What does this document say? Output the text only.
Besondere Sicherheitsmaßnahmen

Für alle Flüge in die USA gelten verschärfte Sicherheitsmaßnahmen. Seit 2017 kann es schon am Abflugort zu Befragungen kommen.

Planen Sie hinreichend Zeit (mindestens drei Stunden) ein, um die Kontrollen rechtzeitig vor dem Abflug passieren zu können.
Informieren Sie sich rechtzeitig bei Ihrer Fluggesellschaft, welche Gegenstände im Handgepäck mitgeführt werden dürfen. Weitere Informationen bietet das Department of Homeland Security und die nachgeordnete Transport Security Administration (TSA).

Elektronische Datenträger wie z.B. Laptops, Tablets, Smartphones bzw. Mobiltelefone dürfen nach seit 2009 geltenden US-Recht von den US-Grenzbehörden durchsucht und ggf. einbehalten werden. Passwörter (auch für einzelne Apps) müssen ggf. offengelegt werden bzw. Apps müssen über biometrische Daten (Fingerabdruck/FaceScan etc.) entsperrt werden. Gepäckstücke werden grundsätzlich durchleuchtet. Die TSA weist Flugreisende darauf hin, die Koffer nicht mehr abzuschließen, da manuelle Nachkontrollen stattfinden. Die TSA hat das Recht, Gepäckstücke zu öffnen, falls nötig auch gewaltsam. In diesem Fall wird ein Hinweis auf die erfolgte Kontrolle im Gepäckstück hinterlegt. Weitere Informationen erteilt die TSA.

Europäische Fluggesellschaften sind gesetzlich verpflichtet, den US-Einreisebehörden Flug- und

EXERCISE AIM
From the first line to the last, retype the data exactly.

OUTPUT OF THE TASK
What does this document say? Output the text only.
Besondere Sicherheitsmaßnahmen

Für alle Flüge in die USA gelten verschärfte Sicherheitsmaßnahmen. Seit 2017 kann es schon am Abflugort zu Befragungen kommen.

Planen Sie hinreichend Zeit (mindestens drei Stunden) ein, um die Kontrollen rechtzeitig vor dem Abflug passieren zu können.
Informieren Sie sich rechtzeitig bei Ihrer Fluggesellschaft, welche Gegenstände im Handgepäck mitgeführt werden dürfen. Weitere Informationen bietet das Department of Homeland Security und die nachgeordnete Transport Security Administration (TSA).

Elektronische Datenträger wie z.B. Laptops, Tablets, Smartphones bzw. Mobiltelefone dürfen nach seit 2009 geltenden US-Recht von den US-Grenzbehörden durchsucht und ggf. einbehalten werden. Passwörter (auch für einzelne Apps) müssen ggf. offengelegt werden bzw. Apps müssen über biometrische Daten (Fingerabdruck/FaceScan etc.) entsperrt werden. Gepäckstücke werden grundsätzlich durchleuchtet. Die TSA weist Flugreisende darauf hin, die Koffer nicht mehr abzuschließen, da manuelle Nachkontrollen stattfinden. Die TSA hat das Recht, Gepäckstücke zu öffnen, falls nötig auch gewaltsam. In diesem Fall wird ein Hinweis auf die erfolgte Kontrolle im Gepäckstück hinterlegt. Weitere Informationen erteilt die TSA.

Europäische Fluggesellschaften sind gesetzlich verpflichtet, den US-Einreisebehörden Flug- und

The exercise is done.